-- start --

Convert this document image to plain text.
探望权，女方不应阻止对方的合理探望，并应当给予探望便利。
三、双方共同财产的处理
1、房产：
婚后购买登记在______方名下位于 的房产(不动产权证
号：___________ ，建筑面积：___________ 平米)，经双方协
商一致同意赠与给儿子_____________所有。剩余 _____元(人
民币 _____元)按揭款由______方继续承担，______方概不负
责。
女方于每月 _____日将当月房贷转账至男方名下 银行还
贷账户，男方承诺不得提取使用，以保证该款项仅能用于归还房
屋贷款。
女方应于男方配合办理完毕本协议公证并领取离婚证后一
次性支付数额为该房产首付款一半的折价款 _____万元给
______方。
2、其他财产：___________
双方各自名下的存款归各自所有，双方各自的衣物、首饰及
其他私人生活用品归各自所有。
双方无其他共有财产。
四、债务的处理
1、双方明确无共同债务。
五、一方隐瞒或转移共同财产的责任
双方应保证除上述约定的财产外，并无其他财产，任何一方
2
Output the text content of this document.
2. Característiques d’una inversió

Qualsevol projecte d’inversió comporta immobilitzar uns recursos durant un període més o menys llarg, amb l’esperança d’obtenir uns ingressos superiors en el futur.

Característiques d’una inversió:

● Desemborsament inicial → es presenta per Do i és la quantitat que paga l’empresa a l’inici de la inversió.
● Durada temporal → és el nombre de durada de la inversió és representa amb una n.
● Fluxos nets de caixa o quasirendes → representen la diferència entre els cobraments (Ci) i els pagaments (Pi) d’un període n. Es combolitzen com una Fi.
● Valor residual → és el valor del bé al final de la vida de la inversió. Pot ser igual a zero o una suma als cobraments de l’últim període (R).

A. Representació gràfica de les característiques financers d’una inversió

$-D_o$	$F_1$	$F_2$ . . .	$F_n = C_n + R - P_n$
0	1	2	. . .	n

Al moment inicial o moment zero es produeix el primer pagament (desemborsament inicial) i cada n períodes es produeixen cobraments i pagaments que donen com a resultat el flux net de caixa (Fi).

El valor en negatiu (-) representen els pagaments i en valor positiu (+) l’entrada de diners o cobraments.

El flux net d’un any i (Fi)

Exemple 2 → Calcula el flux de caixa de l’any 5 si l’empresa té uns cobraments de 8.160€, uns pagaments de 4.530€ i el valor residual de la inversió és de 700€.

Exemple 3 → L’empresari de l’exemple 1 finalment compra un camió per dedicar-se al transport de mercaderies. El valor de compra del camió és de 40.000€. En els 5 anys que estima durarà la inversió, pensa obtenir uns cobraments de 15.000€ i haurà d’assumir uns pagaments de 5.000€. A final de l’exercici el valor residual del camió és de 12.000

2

-- end --

■ What is expected
Every entry above needs to be quoted exactly.

■ Answer to this task
Convert this document image to plain text.
探望权，女方不应阻止对方的合理探望，并应当给予探望便利。
三、双方共同财产的处理
1、房产：
婚后购买登记在______方名下位于 的房产(不动产权证
号：___________ ，建筑面积：___________ 平米)，经双方协
商一致同意赠与给儿子_____________所有。剩余 _____元(人
民币 _____元)按揭款由______方继续承担，______方概不负
责。
女方于每月 _____日将当月房贷转账至男方名下 银行还
贷账户，男方承诺不得提取使用，以保证该款项仅能用于归还房
屋贷款。
女方应于男方配合办理完毕本协议公证并领取离婚证后一
次性支付数额为该房产首付款一半的折价款 _____万元给
______方。
2、其他财产：___________
双方各自名下的存款归各自所有，双方各自的衣物、首饰及
其他私人生活用品归各自所有。
双方无其他共有财产。
四、债务的处理
1、双方明确无共同债务。
五、一方隐瞒或转移共同财产的责任
双方应保证除上述约定的财产外，并无其他财产，任何一方
2
Output the text content of this document.
2. Característiques d’una inversió

Qualsevol projecte d’inversió comporta immobilitzar uns recursos durant un període més o menys llarg, amb l’esperança d’obtenir uns ingressos superiors en el futur.

Característiques d’una inversió:

● Desemborsament inicial → es presenta per Do i és la quantitat que paga l’empresa a l’inici de la inversió.
● Durada temporal → és el nombre de durada de la inversió és representa amb una n.
● Fluxos nets de caixa o quasirendes → representen la diferència entre els cobraments (Ci) i els pagaments (Pi) d’un període n. Es combolitzen com una Fi.
● Valor residual → és el valor del bé al final de la vida de la inversió. Pot ser igual a zero o una suma als cobraments de l’últim període (R).

A. Representació gràfica de les característiques financers d’una inversió

$-D_o$	$F_1$	$F_2$ . . .	$F_n = C_n + R - P_n$
0	1	2	. . .	n

Al moment inicial o moment zero es produeix el primer pagament (desemborsament inicial) i cada n períodes es produeixen cobraments i pagaments que donen com a resultat el flux net de caixa (Fi).

El valor en negatiu (-) representen els pagaments i en valor positiu (+) l’entrada de diners o cobraments.

El flux net d’un any i (Fi)

Exemple 2 → Calcula el flux de caixa de l’any 5 si l’empresa té uns cobraments de 8.160€, uns pagaments de 4.530€ i el valor residual de la inversió és de 700€.

Exemple 3 → L’empresari de l’exemple 1 finalment compra un camió per dedicar-se al transport de mercaderies. El valor de compra del camió és de 40.000€. En els 5 anys que estima durarà la inversió, pensa obtenir uns cobraments de 15.000€ i haurà d’assumir uns pagaments de 5.000€. A final de l’exercici el valor residual del camió és de 12.000

2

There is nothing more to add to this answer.